EXERCISE PROMPT. Write out the data below exactly as given, without any of its pictures.

■ ■ ■ ■ ■ ■ ■

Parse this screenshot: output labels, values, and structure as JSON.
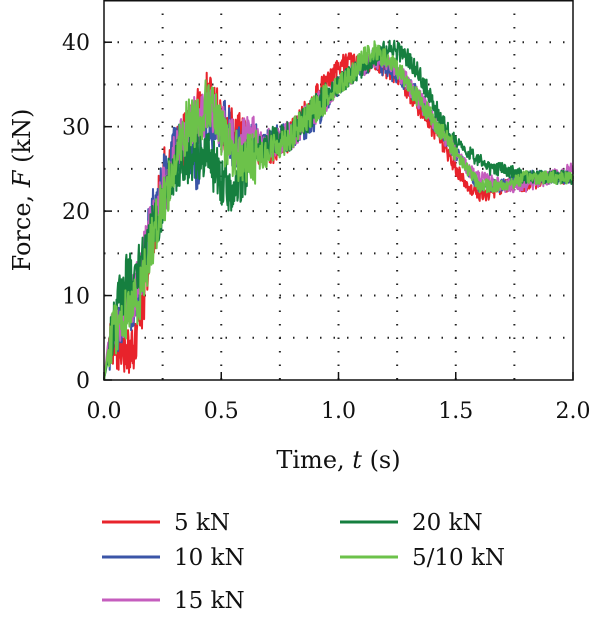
{
  "chart_data": {
    "type": "line",
    "xlabel": {
      "prefix": "Time, ",
      "var": "t",
      "unit": " (s)"
    },
    "ylabel": {
      "prefix": "Force, ",
      "var": "F",
      "unit": " (kN)"
    },
    "xlim": [
      0,
      2.0
    ],
    "ylim": [
      0,
      45
    ],
    "xticks": [
      0.0,
      0.5,
      1.0,
      1.5,
      2.0
    ],
    "xtick_labels": [
      "0.0",
      "0.5",
      "1.0",
      "1.5",
      "2.0"
    ],
    "yticks": [
      0,
      10,
      20,
      30,
      40
    ],
    "ytick_labels": [
      "0",
      "10",
      "20",
      "30",
      "40"
    ],
    "grid": true,
    "legend_position": "bottom",
    "series": [
      {
        "name": "5 kN",
        "color": "#e8232b",
        "x": [
          0.0,
          0.02,
          0.04,
          0.06,
          0.08,
          0.1,
          0.12,
          0.15,
          0.2,
          0.25,
          0.3,
          0.35,
          0.4,
          0.45,
          0.5,
          0.55,
          0.6,
          0.7,
          0.8,
          0.9,
          1.0,
          1.05,
          1.1,
          1.15,
          1.2,
          1.25,
          1.3,
          1.35,
          1.4,
          1.45,
          1.5,
          1.55,
          1.6,
          1.65,
          1.7,
          1.8,
          1.9,
          2.0
        ],
        "y": [
          0,
          4,
          5,
          4,
          3,
          4,
          3,
          7,
          15,
          24,
          27,
          29,
          32,
          34,
          30,
          29,
          28,
          27,
          29,
          33,
          37,
          38,
          37,
          38,
          37,
          36,
          34,
          32,
          30,
          28,
          25,
          23,
          22,
          22,
          23,
          23,
          24,
          24
        ]
      },
      {
        "name": "10 kN",
        "color": "#3b55a7",
        "x": [
          0.0,
          0.02,
          0.05,
          0.1,
          0.15,
          0.2,
          0.25,
          0.3,
          0.35,
          0.4,
          0.45,
          0.5,
          0.55,
          0.6,
          0.7,
          0.8,
          0.9,
          1.0,
          1.05,
          1.1,
          1.15,
          1.2,
          1.25,
          1.3,
          1.35,
          1.4,
          1.45,
          1.5,
          1.55,
          1.6,
          1.7,
          1.8,
          1.9,
          2.0
        ],
        "y": [
          0,
          4,
          6,
          8,
          11,
          19,
          24,
          27,
          28,
          25,
          30,
          31,
          28,
          27,
          28,
          29,
          31,
          35,
          36,
          37,
          38,
          37,
          36,
          35,
          33,
          31,
          29,
          27,
          25,
          23,
          23,
          24,
          24,
          24
        ]
      },
      {
        "name": "15 kN",
        "color": "#c55dbe",
        "x": [
          0.0,
          0.02,
          0.05,
          0.1,
          0.15,
          0.2,
          0.25,
          0.3,
          0.35,
          0.4,
          0.45,
          0.5,
          0.55,
          0.6,
          0.7,
          0.8,
          0.9,
          1.0,
          1.05,
          1.1,
          1.15,
          1.2,
          1.25,
          1.3,
          1.35,
          1.4,
          1.45,
          1.5,
          1.55,
          1.6,
          1.7,
          1.8,
          1.9,
          2.0
        ],
        "y": [
          0,
          5,
          7,
          8,
          12,
          18,
          22,
          26,
          29,
          31,
          32,
          30,
          28,
          28,
          28,
          29,
          32,
          35,
          36,
          37,
          38,
          38,
          37,
          35,
          33,
          31,
          29,
          27,
          25,
          24,
          23,
          23,
          24,
          25
        ]
      },
      {
        "name": "20 kN",
        "color": "#167f3f",
        "x": [
          0.0,
          0.02,
          0.05,
          0.1,
          0.15,
          0.2,
          0.25,
          0.3,
          0.35,
          0.4,
          0.45,
          0.5,
          0.55,
          0.6,
          0.65,
          0.7,
          0.8,
          0.9,
          1.0,
          1.05,
          1.1,
          1.15,
          1.2,
          1.25,
          1.3,
          1.35,
          1.4,
          1.45,
          1.5,
          1.55,
          1.6,
          1.65,
          1.7,
          1.8,
          1.9,
          2.0
        ],
        "y": [
          0,
          3,
          8,
          12,
          13,
          17,
          21,
          25,
          26,
          27,
          26,
          24,
          22,
          25,
          27,
          28,
          29,
          32,
          35,
          36,
          37,
          38,
          39,
          39,
          38,
          36,
          33,
          30,
          28,
          27,
          26,
          25,
          25,
          24,
          24,
          24
        ]
      },
      {
        "name": "5/10 kN",
        "color": "#6cc24a",
        "x": [
          0.0,
          0.02,
          0.05,
          0.1,
          0.15,
          0.2,
          0.25,
          0.3,
          0.35,
          0.4,
          0.45,
          0.5,
          0.55,
          0.6,
          0.7,
          0.8,
          0.9,
          1.0,
          1.05,
          1.1,
          1.15,
          1.2,
          1.25,
          1.3,
          1.35,
          1.4,
          1.45,
          1.5,
          1.55,
          1.6,
          1.7,
          1.8,
          1.9,
          2.0
        ],
        "y": [
          0,
          4,
          6,
          8,
          10,
          16,
          21,
          25,
          30,
          31,
          33,
          29,
          27,
          26,
          27,
          29,
          32,
          35,
          36,
          38,
          39,
          38,
          37,
          35,
          33,
          31,
          29,
          27,
          25,
          23,
          23,
          24,
          24,
          24
        ]
      }
    ]
  }
}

■ ■ ■ ■ ■ ■ ■

EXPECTED OUTPUT.
Parse this screenshot: output labels, values, and structure as JSON.
{
  "chart_data": {
    "type": "line",
    "xlabel": {
      "prefix": "Time, ",
      "var": "t",
      "unit": " (s)"
    },
    "ylabel": {
      "prefix": "Force, ",
      "var": "F",
      "unit": " (kN)"
    },
    "xlim": [
      0,
      2.0
    ],
    "ylim": [
      0,
      45
    ],
    "xticks": [
      0.0,
      0.5,
      1.0,
      1.5,
      2.0
    ],
    "xtick_labels": [
      "0.0",
      "0.5",
      "1.0",
      "1.5",
      "2.0"
    ],
    "yticks": [
      0,
      10,
      20,
      30,
      40
    ],
    "ytick_labels": [
      "0",
      "10",
      "20",
      "30",
      "40"
    ],
    "grid": true,
    "legend_position": "bottom",
    "series": [
      {
        "name": "5 kN",
        "color": "#e8232b",
        "x": [
          0.0,
          0.02,
          0.04,
          0.06,
          0.08,
          0.1,
          0.12,
          0.15,
          0.2,
          0.25,
          0.3,
          0.35,
          0.4,
          0.45,
          0.5,
          0.55,
          0.6,
          0.7,
          0.8,
          0.9,
          1.0,
          1.05,
          1.1,
          1.15,
          1.2,
          1.25,
          1.3,
          1.35,
          1.4,
          1.45,
          1.5,
          1.55,
          1.6,
          1.65,
          1.7,
          1.8,
          1.9,
          2.0
        ],
        "y": [
          0,
          4,
          5,
          4,
          3,
          4,
          3,
          7,
          15,
          24,
          27,
          29,
          32,
          34,
          30,
          29,
          28,
          27,
          29,
          33,
          37,
          38,
          37,
          38,
          37,
          36,
          34,
          32,
          30,
          28,
          25,
          23,
          22,
          22,
          23,
          23,
          24,
          24
        ]
      },
      {
        "name": "10 kN",
        "color": "#3b55a7",
        "x": [
          0.0,
          0.02,
          0.05,
          0.1,
          0.15,
          0.2,
          0.25,
          0.3,
          0.35,
          0.4,
          0.45,
          0.5,
          0.55,
          0.6,
          0.7,
          0.8,
          0.9,
          1.0,
          1.05,
          1.1,
          1.15,
          1.2,
          1.25,
          1.3,
          1.35,
          1.4,
          1.45,
          1.5,
          1.55,
          1.6,
          1.7,
          1.8,
          1.9,
          2.0
        ],
        "y": [
          0,
          4,
          6,
          8,
          11,
          19,
          24,
          27,
          28,
          25,
          30,
          31,
          28,
          27,
          28,
          29,
          31,
          35,
          36,
          37,
          38,
          37,
          36,
          35,
          33,
          31,
          29,
          27,
          25,
          23,
          23,
          24,
          24,
          24
        ]
      },
      {
        "name": "15 kN",
        "color": "#c55dbe",
        "x": [
          0.0,
          0.02,
          0.05,
          0.1,
          0.15,
          0.2,
          0.25,
          0.3,
          0.35,
          0.4,
          0.45,
          0.5,
          0.55,
          0.6,
          0.7,
          0.8,
          0.9,
          1.0,
          1.05,
          1.1,
          1.15,
          1.2,
          1.25,
          1.3,
          1.35,
          1.4,
          1.45,
          1.5,
          1.55,
          1.6,
          1.7,
          1.8,
          1.9,
          2.0
        ],
        "y": [
          0,
          5,
          7,
          8,
          12,
          18,
          22,
          26,
          29,
          31,
          32,
          30,
          28,
          28,
          28,
          29,
          32,
          35,
          36,
          37,
          38,
          38,
          37,
          35,
          33,
          31,
          29,
          27,
          25,
          24,
          23,
          23,
          24,
          25
        ]
      },
      {
        "name": "20 kN",
        "color": "#167f3f",
        "x": [
          0.0,
          0.02,
          0.05,
          0.1,
          0.15,
          0.2,
          0.25,
          0.3,
          0.35,
          0.4,
          0.45,
          0.5,
          0.55,
          0.6,
          0.65,
          0.7,
          0.8,
          0.9,
          1.0,
          1.05,
          1.1,
          1.15,
          1.2,
          1.25,
          1.3,
          1.35,
          1.4,
          1.45,
          1.5,
          1.55,
          1.6,
          1.65,
          1.7,
          1.8,
          1.9,
          2.0
        ],
        "y": [
          0,
          3,
          8,
          12,
          13,
          17,
          21,
          25,
          26,
          27,
          26,
          24,
          22,
          25,
          27,
          28,
          29,
          32,
          35,
          36,
          37,
          38,
          39,
          39,
          38,
          36,
          33,
          30,
          28,
          27,
          26,
          25,
          25,
          24,
          24,
          24
        ]
      },
      {
        "name": "5/10 kN",
        "color": "#6cc24a",
        "x": [
          0.0,
          0.02,
          0.05,
          0.1,
          0.15,
          0.2,
          0.25,
          0.3,
          0.35,
          0.4,
          0.45,
          0.5,
          0.55,
          0.6,
          0.7,
          0.8,
          0.9,
          1.0,
          1.05,
          1.1,
          1.15,
          1.2,
          1.25,
          1.3,
          1.35,
          1.4,
          1.45,
          1.5,
          1.55,
          1.6,
          1.7,
          1.8,
          1.9,
          2.0
        ],
        "y": [
          0,
          4,
          6,
          8,
          10,
          16,
          21,
          25,
          30,
          31,
          33,
          29,
          27,
          26,
          27,
          29,
          32,
          35,
          36,
          38,
          39,
          38,
          37,
          35,
          33,
          31,
          29,
          27,
          25,
          23,
          23,
          24,
          24,
          24
        ]
      }
    ]
  }
}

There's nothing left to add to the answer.